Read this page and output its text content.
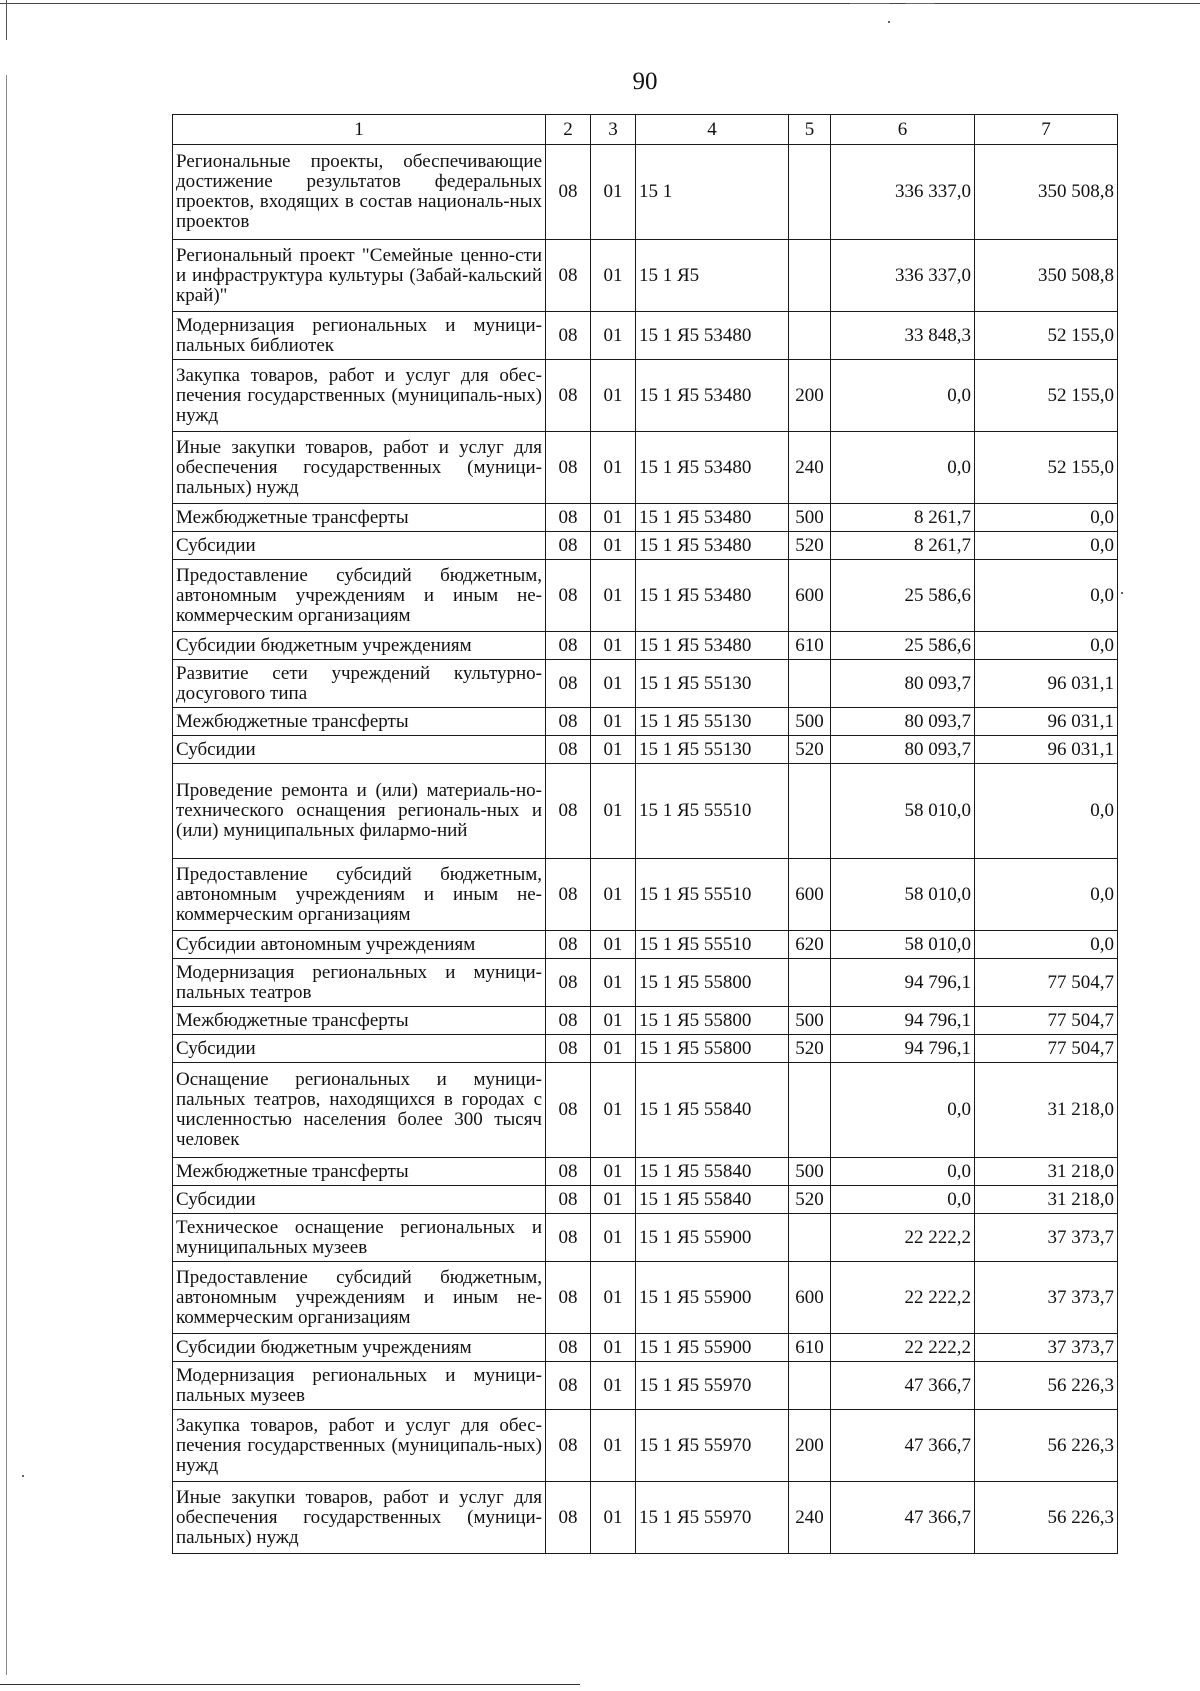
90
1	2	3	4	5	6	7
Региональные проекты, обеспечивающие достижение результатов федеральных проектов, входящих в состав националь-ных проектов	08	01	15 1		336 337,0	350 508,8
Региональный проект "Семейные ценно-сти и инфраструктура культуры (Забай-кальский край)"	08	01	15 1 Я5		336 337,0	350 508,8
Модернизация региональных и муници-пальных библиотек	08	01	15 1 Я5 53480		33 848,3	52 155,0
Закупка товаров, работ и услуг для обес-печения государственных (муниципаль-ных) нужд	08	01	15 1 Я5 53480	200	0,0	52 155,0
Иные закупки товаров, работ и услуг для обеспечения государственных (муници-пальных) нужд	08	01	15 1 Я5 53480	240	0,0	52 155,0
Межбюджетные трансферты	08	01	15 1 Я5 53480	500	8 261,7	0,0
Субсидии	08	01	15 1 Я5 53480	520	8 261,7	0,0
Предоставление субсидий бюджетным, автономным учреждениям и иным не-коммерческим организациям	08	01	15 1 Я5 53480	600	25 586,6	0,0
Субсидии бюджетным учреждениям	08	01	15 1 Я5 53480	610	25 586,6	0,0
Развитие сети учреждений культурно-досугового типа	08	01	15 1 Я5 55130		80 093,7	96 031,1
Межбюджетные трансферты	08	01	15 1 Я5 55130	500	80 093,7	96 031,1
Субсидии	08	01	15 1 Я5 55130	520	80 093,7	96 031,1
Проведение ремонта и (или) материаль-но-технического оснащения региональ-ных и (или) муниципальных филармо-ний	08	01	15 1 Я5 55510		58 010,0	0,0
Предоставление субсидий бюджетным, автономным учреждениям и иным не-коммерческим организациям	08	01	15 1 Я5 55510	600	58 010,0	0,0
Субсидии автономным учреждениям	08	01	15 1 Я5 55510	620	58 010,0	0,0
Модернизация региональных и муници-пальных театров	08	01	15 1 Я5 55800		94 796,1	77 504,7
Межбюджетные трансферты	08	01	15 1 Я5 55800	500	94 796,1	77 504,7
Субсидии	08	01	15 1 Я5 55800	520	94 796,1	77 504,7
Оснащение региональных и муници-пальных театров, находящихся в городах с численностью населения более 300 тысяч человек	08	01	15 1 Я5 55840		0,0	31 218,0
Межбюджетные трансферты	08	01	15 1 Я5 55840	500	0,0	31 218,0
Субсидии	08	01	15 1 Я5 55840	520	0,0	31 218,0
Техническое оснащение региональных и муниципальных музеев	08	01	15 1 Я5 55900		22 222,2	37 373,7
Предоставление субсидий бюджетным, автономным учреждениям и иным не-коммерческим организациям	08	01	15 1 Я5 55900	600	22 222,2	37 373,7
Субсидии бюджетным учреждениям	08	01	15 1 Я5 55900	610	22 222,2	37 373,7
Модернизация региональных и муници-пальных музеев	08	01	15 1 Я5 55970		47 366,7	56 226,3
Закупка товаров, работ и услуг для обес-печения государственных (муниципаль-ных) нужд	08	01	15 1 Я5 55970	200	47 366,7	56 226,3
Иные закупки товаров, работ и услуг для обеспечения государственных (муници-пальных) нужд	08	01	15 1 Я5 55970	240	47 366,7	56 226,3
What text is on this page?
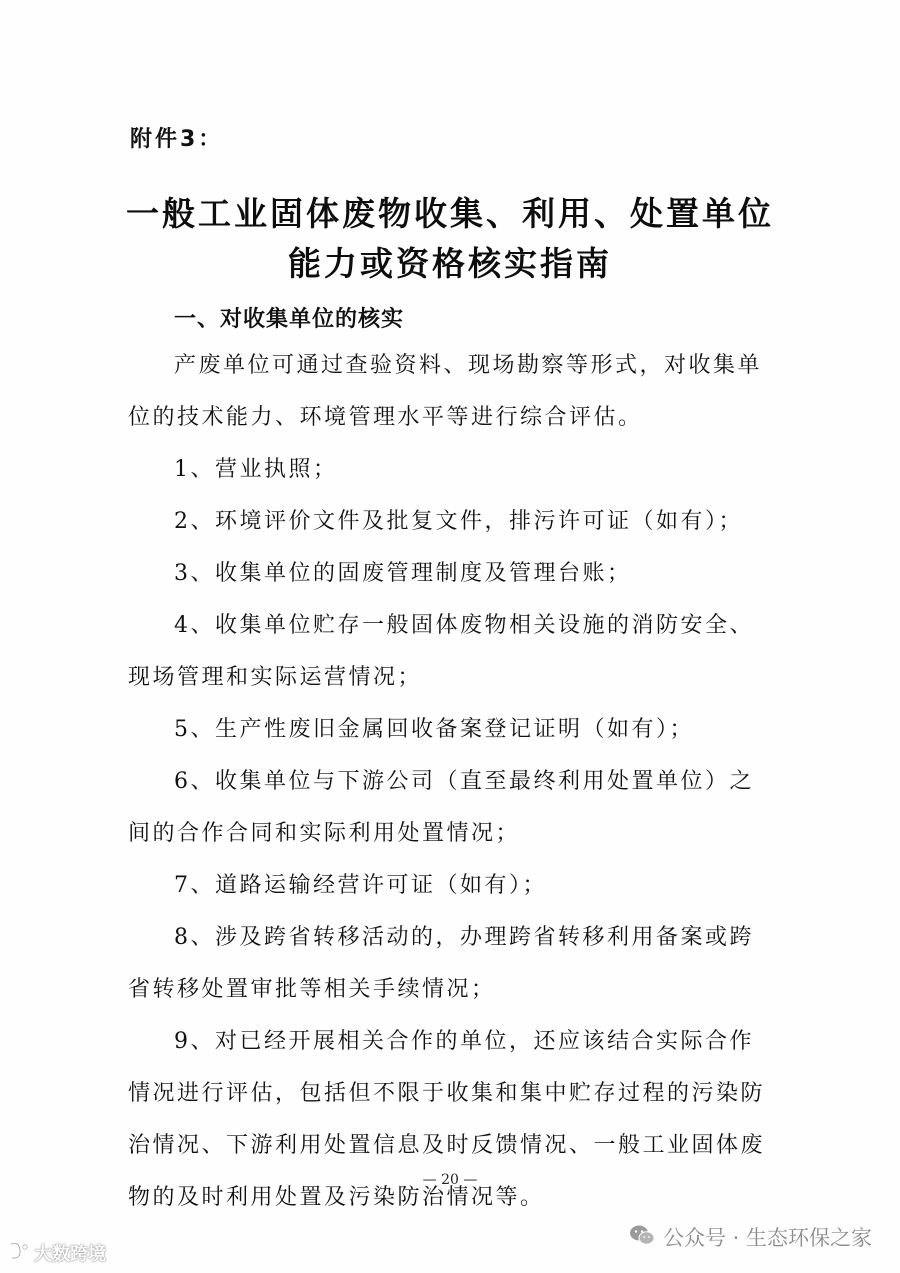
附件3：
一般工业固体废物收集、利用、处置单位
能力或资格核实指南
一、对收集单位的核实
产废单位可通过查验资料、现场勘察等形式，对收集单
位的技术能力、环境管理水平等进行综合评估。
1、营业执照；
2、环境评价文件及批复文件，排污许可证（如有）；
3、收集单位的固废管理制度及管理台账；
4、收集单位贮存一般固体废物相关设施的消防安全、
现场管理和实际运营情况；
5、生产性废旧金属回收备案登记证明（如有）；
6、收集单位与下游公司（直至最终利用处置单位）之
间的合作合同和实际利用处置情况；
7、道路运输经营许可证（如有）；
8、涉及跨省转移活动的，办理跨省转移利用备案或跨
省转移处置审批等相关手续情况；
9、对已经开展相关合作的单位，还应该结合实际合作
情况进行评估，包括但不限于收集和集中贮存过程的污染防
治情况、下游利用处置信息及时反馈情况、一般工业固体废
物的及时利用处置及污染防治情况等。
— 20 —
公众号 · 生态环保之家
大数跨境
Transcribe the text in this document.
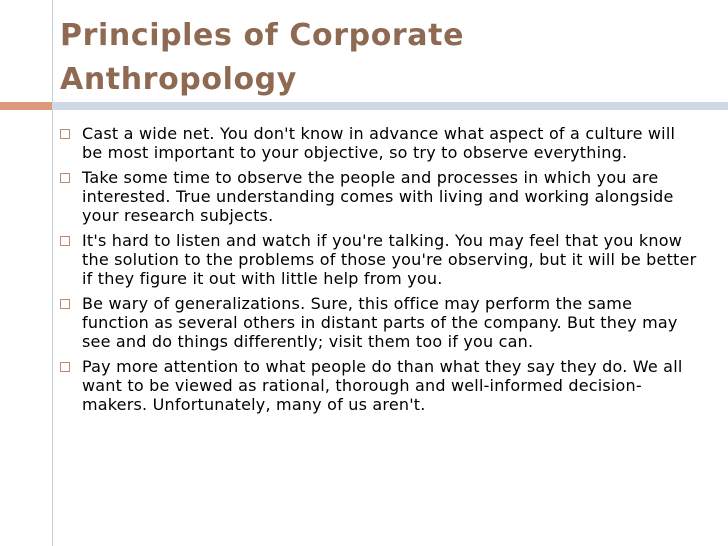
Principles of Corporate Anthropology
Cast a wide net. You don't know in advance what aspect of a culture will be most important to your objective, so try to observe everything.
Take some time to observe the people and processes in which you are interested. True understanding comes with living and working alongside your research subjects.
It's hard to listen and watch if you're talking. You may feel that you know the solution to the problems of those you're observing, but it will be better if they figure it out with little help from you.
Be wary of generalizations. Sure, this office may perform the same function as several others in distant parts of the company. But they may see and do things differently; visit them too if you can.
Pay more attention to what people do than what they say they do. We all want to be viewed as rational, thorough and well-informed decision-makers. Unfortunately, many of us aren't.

> _JOB_:
Copy each line of the listing that holds the word "Закупка".

> _FINAL RESULT_:
Закупка товаров, работ и услуг для обес-печения государственных (муниципаль-ных) нужд	08	01	15 1 Я5 53480	200	0,0	52 155,0
Закупка товаров, работ и услуг для обес-печения государственных (муниципаль-ных) нужд	08	01	15 1 Я5 55970	200	47 366,7	56 226,3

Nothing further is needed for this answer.